#### WHAT TO WORK ON
Omit all pictures, then retype the data exactly as given.

((

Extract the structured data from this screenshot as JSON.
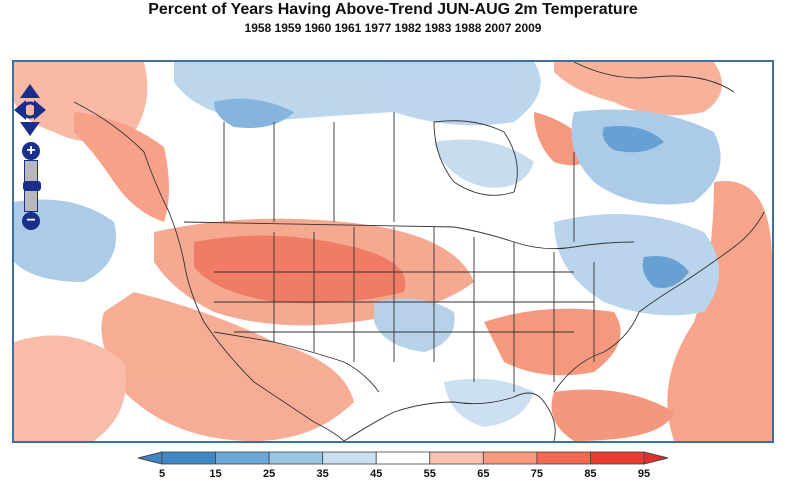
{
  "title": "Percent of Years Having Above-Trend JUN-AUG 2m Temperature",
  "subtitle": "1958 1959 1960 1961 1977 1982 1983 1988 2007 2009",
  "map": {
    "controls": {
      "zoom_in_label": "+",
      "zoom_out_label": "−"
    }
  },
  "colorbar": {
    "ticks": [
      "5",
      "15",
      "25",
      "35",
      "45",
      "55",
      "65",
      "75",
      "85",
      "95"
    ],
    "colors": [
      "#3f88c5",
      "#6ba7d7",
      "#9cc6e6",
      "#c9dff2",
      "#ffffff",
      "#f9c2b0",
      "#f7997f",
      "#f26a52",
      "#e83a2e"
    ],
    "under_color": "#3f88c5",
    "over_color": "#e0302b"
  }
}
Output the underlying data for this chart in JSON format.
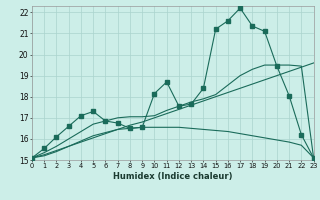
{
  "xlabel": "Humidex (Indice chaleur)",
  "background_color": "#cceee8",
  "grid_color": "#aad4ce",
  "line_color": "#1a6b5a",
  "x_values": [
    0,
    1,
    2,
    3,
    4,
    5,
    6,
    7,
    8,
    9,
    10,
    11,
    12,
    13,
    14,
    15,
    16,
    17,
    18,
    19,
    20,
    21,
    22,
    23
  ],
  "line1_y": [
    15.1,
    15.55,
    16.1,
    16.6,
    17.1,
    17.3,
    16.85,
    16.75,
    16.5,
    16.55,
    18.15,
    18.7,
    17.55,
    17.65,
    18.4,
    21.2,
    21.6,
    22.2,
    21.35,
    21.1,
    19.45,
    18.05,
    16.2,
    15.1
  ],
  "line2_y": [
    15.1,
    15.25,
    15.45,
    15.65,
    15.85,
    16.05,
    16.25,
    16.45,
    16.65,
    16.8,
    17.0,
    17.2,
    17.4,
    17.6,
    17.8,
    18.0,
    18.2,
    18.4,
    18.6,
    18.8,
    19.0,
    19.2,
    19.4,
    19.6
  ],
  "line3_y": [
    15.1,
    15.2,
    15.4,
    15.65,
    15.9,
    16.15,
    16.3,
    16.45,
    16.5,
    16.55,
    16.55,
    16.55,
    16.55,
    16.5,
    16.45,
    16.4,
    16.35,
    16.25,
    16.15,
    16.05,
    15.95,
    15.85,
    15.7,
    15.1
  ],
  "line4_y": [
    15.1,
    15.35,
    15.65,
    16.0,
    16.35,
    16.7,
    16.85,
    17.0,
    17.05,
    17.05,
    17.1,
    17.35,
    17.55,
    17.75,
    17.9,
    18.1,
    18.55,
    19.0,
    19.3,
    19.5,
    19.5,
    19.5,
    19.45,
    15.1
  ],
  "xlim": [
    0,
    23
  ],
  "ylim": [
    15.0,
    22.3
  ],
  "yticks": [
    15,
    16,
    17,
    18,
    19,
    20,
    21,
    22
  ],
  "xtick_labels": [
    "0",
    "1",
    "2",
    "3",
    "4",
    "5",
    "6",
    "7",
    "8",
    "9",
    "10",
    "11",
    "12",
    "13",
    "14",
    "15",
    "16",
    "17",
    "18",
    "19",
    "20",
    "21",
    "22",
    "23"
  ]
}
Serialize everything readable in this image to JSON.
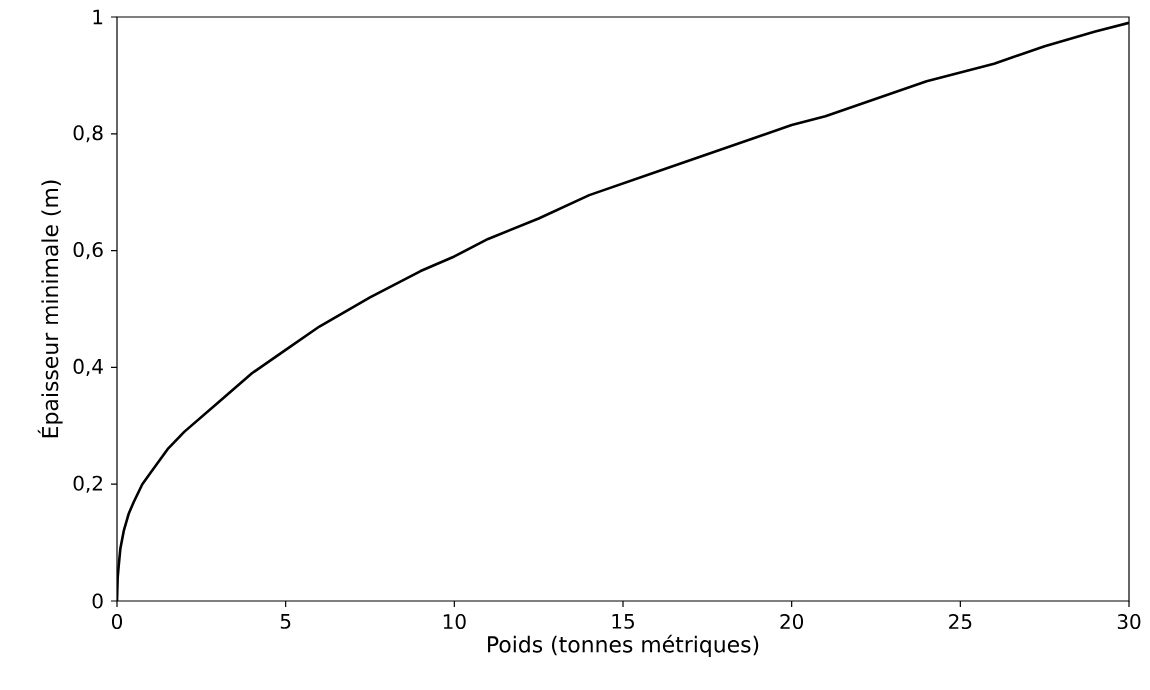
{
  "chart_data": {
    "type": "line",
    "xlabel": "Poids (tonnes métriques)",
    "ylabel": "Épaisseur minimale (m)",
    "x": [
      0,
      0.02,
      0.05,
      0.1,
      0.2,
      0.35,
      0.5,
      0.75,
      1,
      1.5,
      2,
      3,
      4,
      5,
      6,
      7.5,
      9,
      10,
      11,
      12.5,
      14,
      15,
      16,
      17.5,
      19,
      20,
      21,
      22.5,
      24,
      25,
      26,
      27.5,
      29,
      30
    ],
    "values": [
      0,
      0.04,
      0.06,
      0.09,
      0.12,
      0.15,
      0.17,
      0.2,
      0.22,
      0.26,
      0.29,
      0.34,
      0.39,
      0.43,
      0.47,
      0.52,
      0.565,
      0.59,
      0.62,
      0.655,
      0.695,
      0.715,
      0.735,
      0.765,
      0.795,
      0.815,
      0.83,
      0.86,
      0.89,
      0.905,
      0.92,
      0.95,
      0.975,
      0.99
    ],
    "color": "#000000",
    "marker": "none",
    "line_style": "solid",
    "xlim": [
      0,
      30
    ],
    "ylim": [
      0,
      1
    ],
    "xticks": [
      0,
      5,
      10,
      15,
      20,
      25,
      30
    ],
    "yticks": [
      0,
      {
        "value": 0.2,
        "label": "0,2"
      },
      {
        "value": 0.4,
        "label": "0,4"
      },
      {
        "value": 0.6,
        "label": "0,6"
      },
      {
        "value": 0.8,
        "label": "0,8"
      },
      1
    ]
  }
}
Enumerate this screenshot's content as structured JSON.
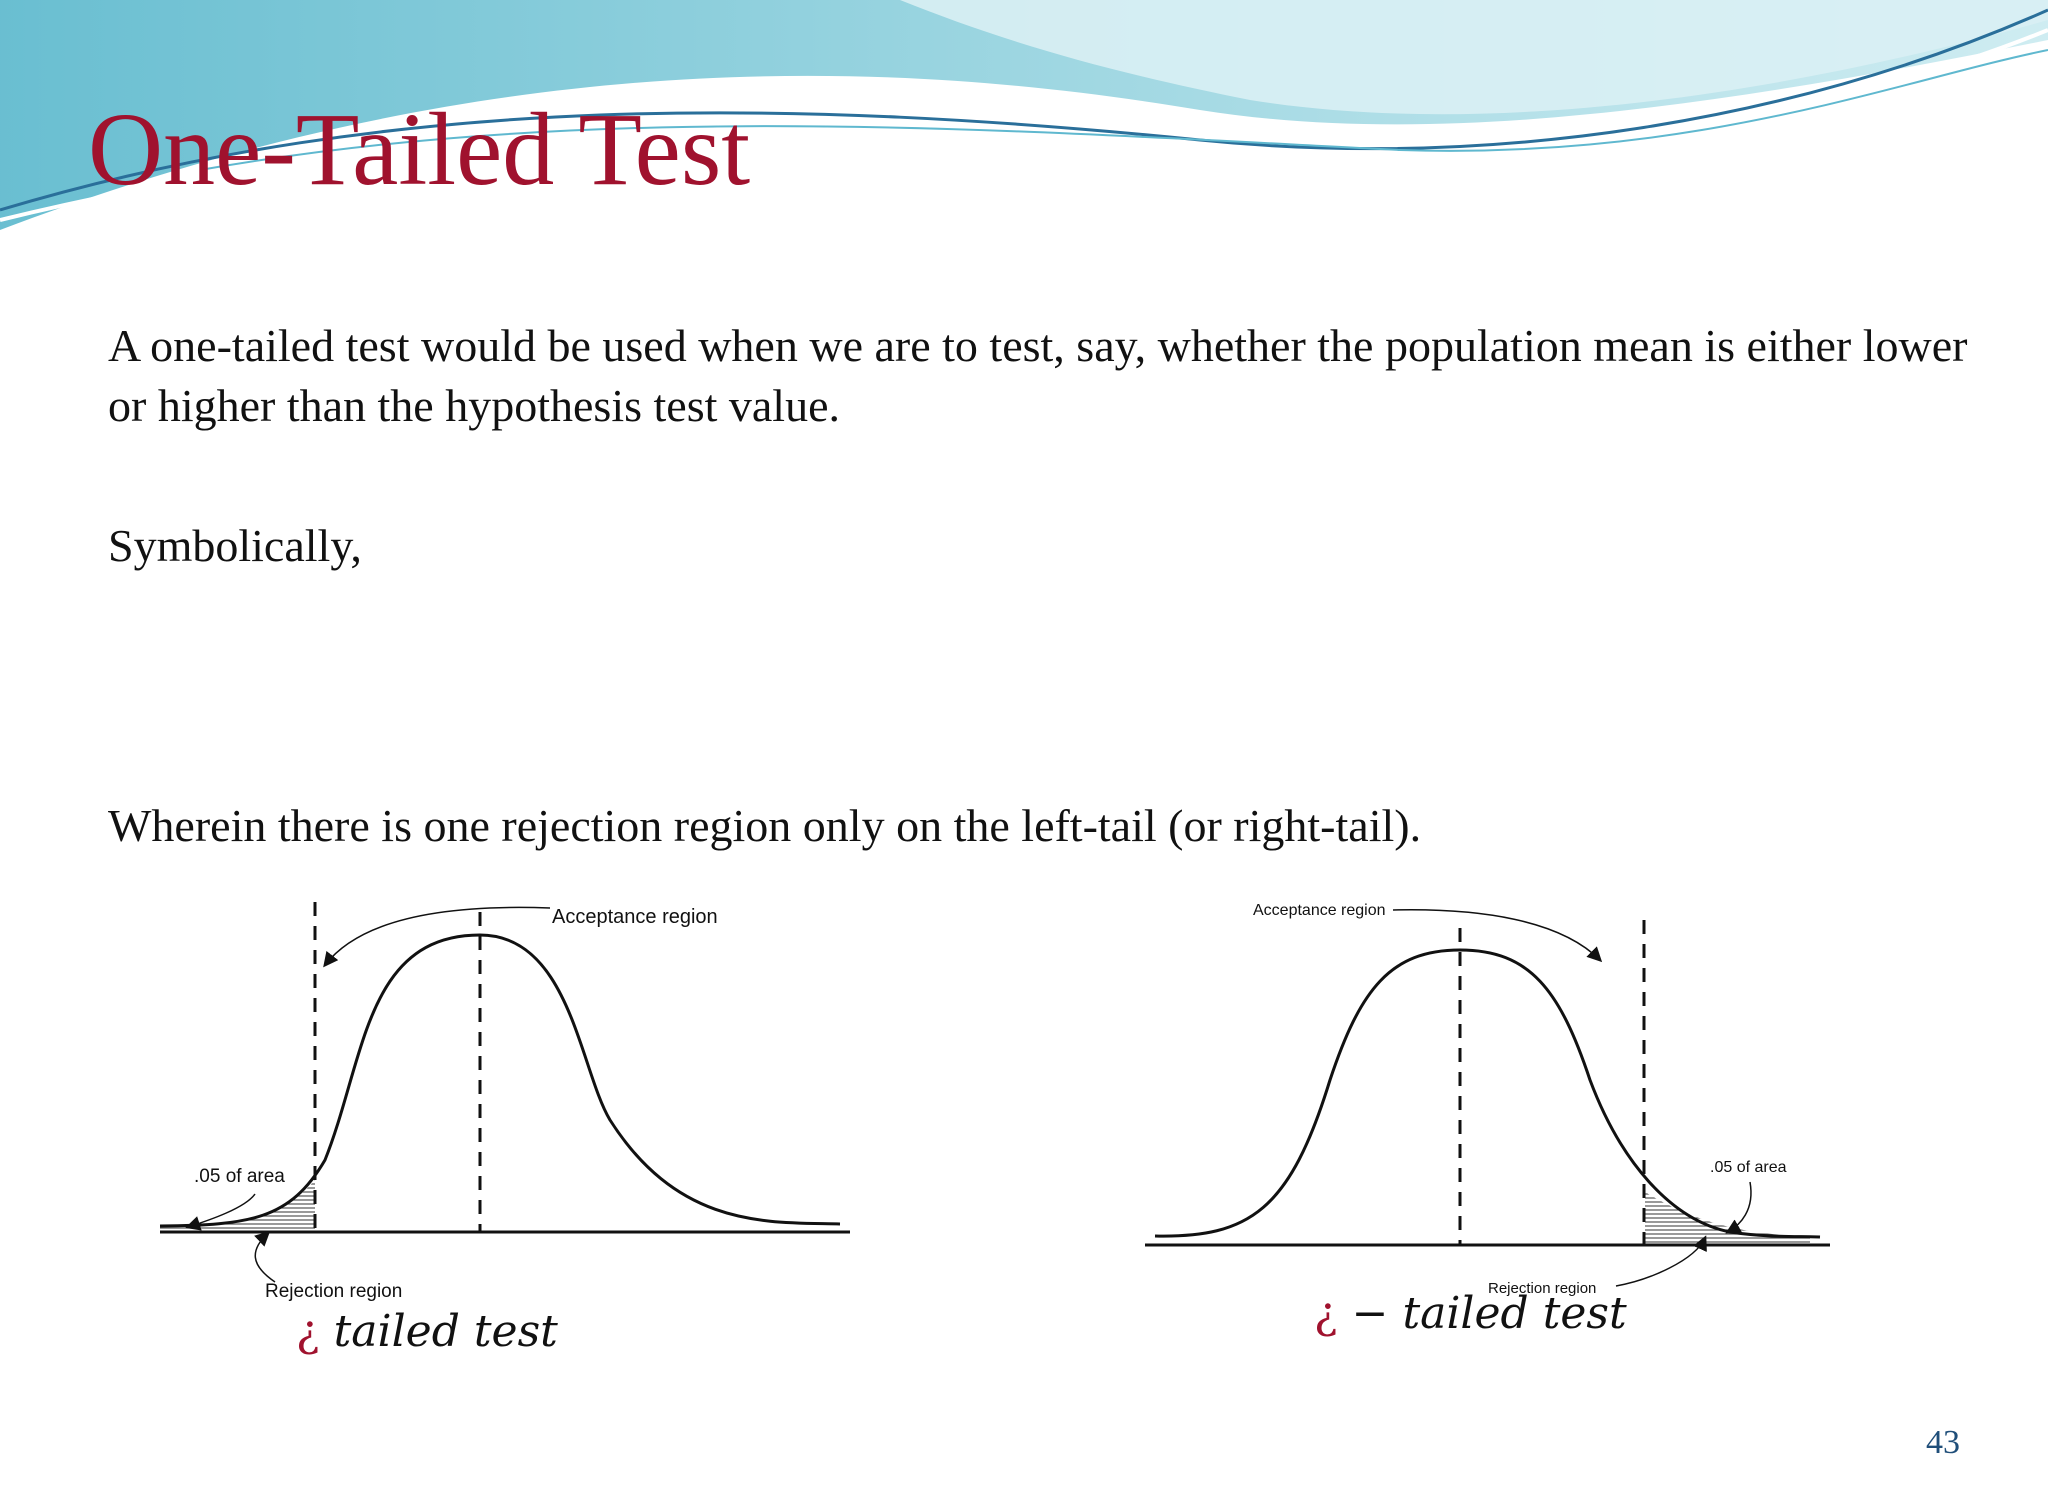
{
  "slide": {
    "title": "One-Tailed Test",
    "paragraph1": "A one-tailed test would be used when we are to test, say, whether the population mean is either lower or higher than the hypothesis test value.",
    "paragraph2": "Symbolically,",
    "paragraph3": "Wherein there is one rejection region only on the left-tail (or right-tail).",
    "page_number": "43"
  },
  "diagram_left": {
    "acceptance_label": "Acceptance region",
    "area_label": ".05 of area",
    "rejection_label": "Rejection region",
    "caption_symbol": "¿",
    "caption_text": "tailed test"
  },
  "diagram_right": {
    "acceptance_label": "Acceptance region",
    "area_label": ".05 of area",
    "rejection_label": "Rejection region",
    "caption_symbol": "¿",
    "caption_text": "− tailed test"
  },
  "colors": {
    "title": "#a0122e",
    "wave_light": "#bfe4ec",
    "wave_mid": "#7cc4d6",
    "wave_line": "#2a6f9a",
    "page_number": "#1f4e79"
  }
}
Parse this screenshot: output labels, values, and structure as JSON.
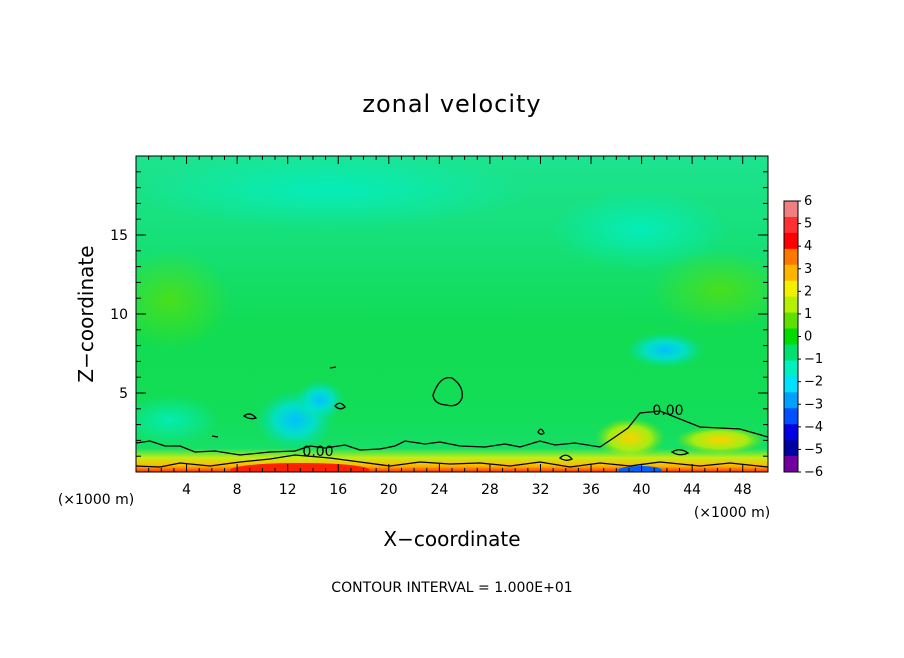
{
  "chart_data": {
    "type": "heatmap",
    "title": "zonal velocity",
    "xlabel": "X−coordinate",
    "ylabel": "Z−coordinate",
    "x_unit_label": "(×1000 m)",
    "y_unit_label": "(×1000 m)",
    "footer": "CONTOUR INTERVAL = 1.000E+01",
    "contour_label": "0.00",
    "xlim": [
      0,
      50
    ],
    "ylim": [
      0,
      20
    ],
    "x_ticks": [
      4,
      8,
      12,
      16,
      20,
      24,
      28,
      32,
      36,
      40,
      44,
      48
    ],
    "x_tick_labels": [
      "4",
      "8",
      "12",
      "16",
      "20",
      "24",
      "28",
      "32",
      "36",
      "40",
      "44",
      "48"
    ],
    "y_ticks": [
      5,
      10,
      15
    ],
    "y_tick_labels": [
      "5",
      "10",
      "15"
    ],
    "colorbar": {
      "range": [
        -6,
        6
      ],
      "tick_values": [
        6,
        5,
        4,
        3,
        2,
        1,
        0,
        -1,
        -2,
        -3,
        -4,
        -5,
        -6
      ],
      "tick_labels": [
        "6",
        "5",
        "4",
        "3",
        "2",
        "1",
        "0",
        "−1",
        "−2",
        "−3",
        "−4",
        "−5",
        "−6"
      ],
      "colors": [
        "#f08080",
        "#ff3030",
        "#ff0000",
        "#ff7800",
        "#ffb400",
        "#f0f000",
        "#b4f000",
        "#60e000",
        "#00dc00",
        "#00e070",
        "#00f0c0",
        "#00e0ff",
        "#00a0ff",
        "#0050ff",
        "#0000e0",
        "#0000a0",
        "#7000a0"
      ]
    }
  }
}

))

#### RESULT OF THE TASK
Extract the structured data from this screenshot as JSON.
{
  "title": "Percent of Years Having Above-Trend JUN-AUG 2m Temperature",
  "subtitle": "1958 1959 1960 1961 1977 1982 1983 1988 2007 2009",
  "map": {
    "controls": {
      "zoom_in_label": "+",
      "zoom_out_label": "−"
    }
  },
  "colorbar": {
    "ticks": [
      "5",
      "15",
      "25",
      "35",
      "45",
      "55",
      "65",
      "75",
      "85",
      "95"
    ],
    "colors": [
      "#3f88c5",
      "#6ba7d7",
      "#9cc6e6",
      "#c9dff2",
      "#ffffff",
      "#f9c2b0",
      "#f7997f",
      "#f26a52",
      "#e83a2e"
    ],
    "under_color": "#3f88c5",
    "over_color": "#e0302b"
  }
}
Output the underlying data for this chart in JSON format.
{
  "xlabel": "Humidex (Indice chaleur)",
  "background_color": "#cceee8",
  "grid_color": "#aad4ce",
  "line_color": "#1a6b5a",
  "x_values": [
    0,
    1,
    2,
    3,
    4,
    5,
    6,
    7,
    8,
    9,
    10,
    11,
    12,
    13,
    14,
    15,
    16,
    17,
    18,
    19,
    20,
    21,
    22,
    23
  ],
  "line1_y": [
    15.1,
    15.55,
    16.1,
    16.6,
    17.1,
    17.3,
    16.85,
    16.75,
    16.5,
    16.55,
    18.15,
    18.7,
    17.55,
    17.65,
    18.4,
    21.2,
    21.6,
    22.2,
    21.35,
    21.1,
    19.45,
    18.05,
    16.2,
    15.1
  ],
  "line2_y": [
    15.1,
    15.25,
    15.45,
    15.65,
    15.85,
    16.05,
    16.25,
    16.45,
    16.65,
    16.8,
    17.0,
    17.2,
    17.4,
    17.6,
    17.8,
    18.0,
    18.2,
    18.4,
    18.6,
    18.8,
    19.0,
    19.2,
    19.4,
    19.6
  ],
  "line3_y": [
    15.1,
    15.2,
    15.4,
    15.65,
    15.9,
    16.15,
    16.3,
    16.45,
    16.5,
    16.55,
    16.55,
    16.55,
    16.55,
    16.5,
    16.45,
    16.4,
    16.35,
    16.25,
    16.15,
    16.05,
    15.95,
    15.85,
    15.7,
    15.1
  ],
  "line4_y": [
    15.1,
    15.35,
    15.65,
    16.0,
    16.35,
    16.7,
    16.85,
    17.0,
    17.05,
    17.05,
    17.1,
    17.35,
    17.55,
    17.75,
    17.9,
    18.1,
    18.55,
    19.0,
    19.3,
    19.5,
    19.5,
    19.5,
    19.45,
    15.1
  ],
  "xlim": [
    0,
    23
  ],
  "ylim": [
    15.0,
    22.3
  ],
  "yticks": [
    15,
    16,
    17,
    18,
    19,
    20,
    21,
    22
  ],
  "xtick_labels": [
    "0",
    "1",
    "2",
    "3",
    "4",
    "5",
    "6",
    "7",
    "8",
    "9",
    "10",
    "11",
    "12",
    "13",
    "14",
    "15",
    "16",
    "17",
    "18",
    "19",
    "20",
    "21",
    "22",
    "23"
  ]
}
Serialize everything readable in this image to JSON.
{
  "chart_data": {
    "type": "line",
    "xlabel": "Poids (tonnes métriques)",
    "ylabel": "Épaisseur minimale (m)",
    "x": [
      0,
      0.02,
      0.05,
      0.1,
      0.2,
      0.35,
      0.5,
      0.75,
      1,
      1.5,
      2,
      3,
      4,
      5,
      6,
      7.5,
      9,
      10,
      11,
      12.5,
      14,
      15,
      16,
      17.5,
      19,
      20,
      21,
      22.5,
      24,
      25,
      26,
      27.5,
      29,
      30
    ],
    "values": [
      0,
      0.04,
      0.06,
      0.09,
      0.12,
      0.15,
      0.17,
      0.2,
      0.22,
      0.26,
      0.29,
      0.34,
      0.39,
      0.43,
      0.47,
      0.52,
      0.565,
      0.59,
      0.62,
      0.655,
      0.695,
      0.715,
      0.735,
      0.765,
      0.795,
      0.815,
      0.83,
      0.86,
      0.89,
      0.905,
      0.92,
      0.95,
      0.975,
      0.99
    ],
    "color": "#000000",
    "marker": "none",
    "line_style": "solid",
    "xlim": [
      0,
      30
    ],
    "ylim": [
      0,
      1
    ],
    "xticks": [
      0,
      5,
      10,
      15,
      20,
      25,
      30
    ],
    "yticks": [
      0,
      {
        "value": 0.2,
        "label": "0,2"
      },
      {
        "value": 0.4,
        "label": "0,4"
      },
      {
        "value": 0.6,
        "label": "0,6"
      },
      {
        "value": 0.8,
        "label": "0,8"
      },
      1
    ]
  }
}
Enumerate this screenshot's content as structured JSON.
{
  "slide": {
    "title": "One-Tailed Test",
    "paragraph1": "A one-tailed test would be used when we are to test, say, whether the population mean is either lower or higher than the hypothesis test value.",
    "paragraph2": "Symbolically,",
    "paragraph3": "Wherein there is one rejection region only on the left-tail (or right-tail).",
    "page_number": "43"
  },
  "diagram_left": {
    "acceptance_label": "Acceptance region",
    "area_label": ".05 of area",
    "rejection_label": "Rejection region",
    "caption_symbol": "¿",
    "caption_text": "tailed test"
  },
  "diagram_right": {
    "acceptance_label": "Acceptance region",
    "area_label": ".05 of area",
    "rejection_label": "Rejection region",
    "caption_symbol": "¿",
    "caption_text": "− tailed test"
  },
  "colors": {
    "title": "#a0122e",
    "wave_light": "#bfe4ec",
    "wave_mid": "#7cc4d6",
    "wave_line": "#2a6f9a",
    "page_number": "#1f4e79"
  }
}
Parse this screenshot: output labels, values, and structure as JSON.
{
  "chart_data": {
    "type": "heatmap",
    "title": "zonal velocity",
    "xlabel": "X−coordinate",
    "ylabel": "Z−coordinate",
    "x_unit_label": "(×1000 m)",
    "y_unit_label": "(×1000 m)",
    "footer": "CONTOUR INTERVAL = 1.000E+01",
    "contour_label": "0.00",
    "xlim": [
      0,
      50
    ],
    "ylim": [
      0,
      20
    ],
    "x_ticks": [
      4,
      8,
      12,
      16,
      20,
      24,
      28,
      32,
      36,
      40,
      44,
      48
    ],
    "x_tick_labels": [
      "4",
      "8",
      "12",
      "16",
      "20",
      "24",
      "28",
      "32",
      "36",
      "40",
      "44",
      "48"
    ],
    "y_ticks": [
      5,
      10,
      15
    ],
    "y_tick_labels": [
      "5",
      "10",
      "15"
    ],
    "colorbar": {
      "range": [
        -6,
        6
      ],
      "tick_values": [
        6,
        5,
        4,
        3,
        2,
        1,
        0,
        -1,
        -2,
        -3,
        -4,
        -5,
        -6
      ],
      "tick_labels": [
        "6",
        "5",
        "4",
        "3",
        "2",
        "1",
        "0",
        "−1",
        "−2",
        "−3",
        "−4",
        "−5",
        "−6"
      ],
      "colors": [
        "#f08080",
        "#ff3030",
        "#ff0000",
        "#ff7800",
        "#ffb400",
        "#f0f000",
        "#b4f000",
        "#60e000",
        "#00dc00",
        "#00e070",
        "#00f0c0",
        "#00e0ff",
        "#00a0ff",
        "#0050ff",
        "#0000e0",
        "#0000a0",
        "#7000a0"
      ]
    }
  }
}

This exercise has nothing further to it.